::: Input for this task :::

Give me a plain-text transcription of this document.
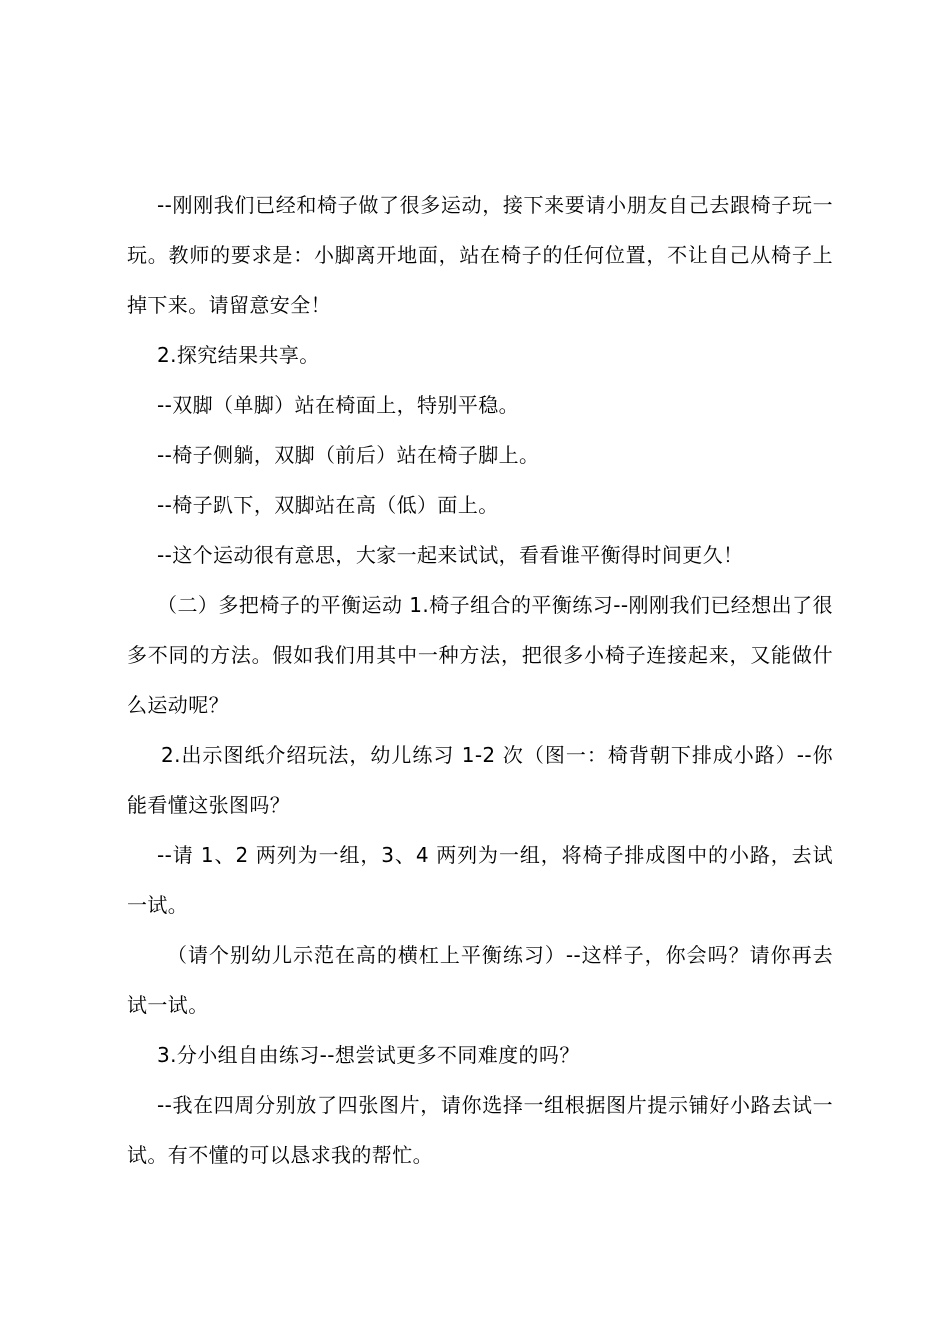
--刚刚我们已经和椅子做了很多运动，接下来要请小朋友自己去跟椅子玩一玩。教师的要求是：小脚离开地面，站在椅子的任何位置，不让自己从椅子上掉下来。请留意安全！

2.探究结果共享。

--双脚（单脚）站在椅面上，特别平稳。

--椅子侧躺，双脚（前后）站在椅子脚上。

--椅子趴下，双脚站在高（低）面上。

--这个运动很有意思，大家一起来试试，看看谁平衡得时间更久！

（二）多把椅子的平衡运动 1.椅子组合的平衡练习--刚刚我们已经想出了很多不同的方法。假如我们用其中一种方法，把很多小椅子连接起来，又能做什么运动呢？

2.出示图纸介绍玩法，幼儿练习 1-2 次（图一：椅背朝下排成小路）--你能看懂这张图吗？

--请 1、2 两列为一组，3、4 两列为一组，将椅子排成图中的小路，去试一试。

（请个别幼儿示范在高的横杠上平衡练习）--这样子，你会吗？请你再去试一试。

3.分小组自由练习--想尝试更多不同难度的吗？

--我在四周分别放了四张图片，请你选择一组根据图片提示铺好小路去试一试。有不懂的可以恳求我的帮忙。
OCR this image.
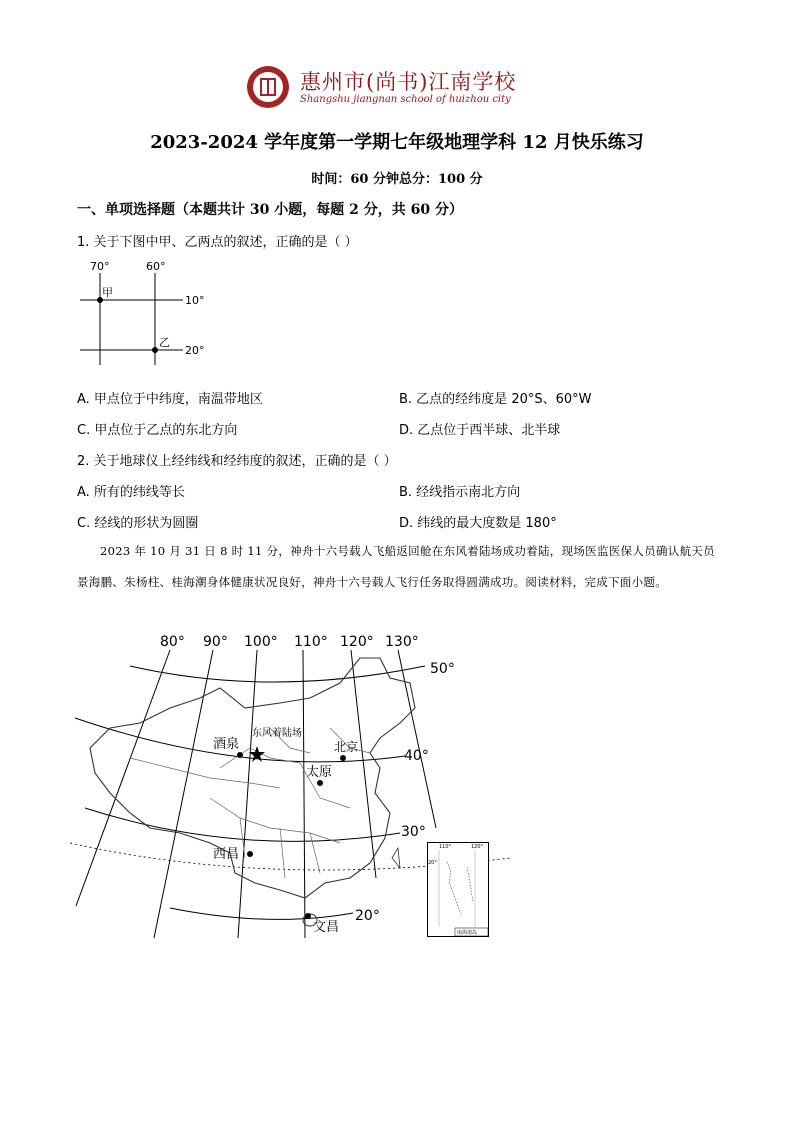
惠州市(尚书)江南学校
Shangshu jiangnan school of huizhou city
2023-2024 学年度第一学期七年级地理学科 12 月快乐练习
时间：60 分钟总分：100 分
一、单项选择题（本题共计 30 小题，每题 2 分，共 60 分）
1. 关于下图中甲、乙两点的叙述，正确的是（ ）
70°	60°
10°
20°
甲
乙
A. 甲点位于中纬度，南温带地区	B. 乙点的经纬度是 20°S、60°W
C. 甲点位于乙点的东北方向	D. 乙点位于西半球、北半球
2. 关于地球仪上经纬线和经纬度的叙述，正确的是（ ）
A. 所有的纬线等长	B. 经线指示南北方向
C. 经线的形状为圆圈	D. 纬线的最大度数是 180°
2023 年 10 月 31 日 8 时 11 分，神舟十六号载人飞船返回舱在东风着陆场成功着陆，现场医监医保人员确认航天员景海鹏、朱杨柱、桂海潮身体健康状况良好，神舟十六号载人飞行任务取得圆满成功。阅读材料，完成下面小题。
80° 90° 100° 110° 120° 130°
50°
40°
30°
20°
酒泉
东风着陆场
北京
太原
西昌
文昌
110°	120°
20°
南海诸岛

:::

Show each line of the listing that holds the string "正确的是".

1. 关于下图中甲、乙两点的叙述，正确的是（ ）
2. 关于地球仪上经纬线和经纬度的叙述，正确的是（ ）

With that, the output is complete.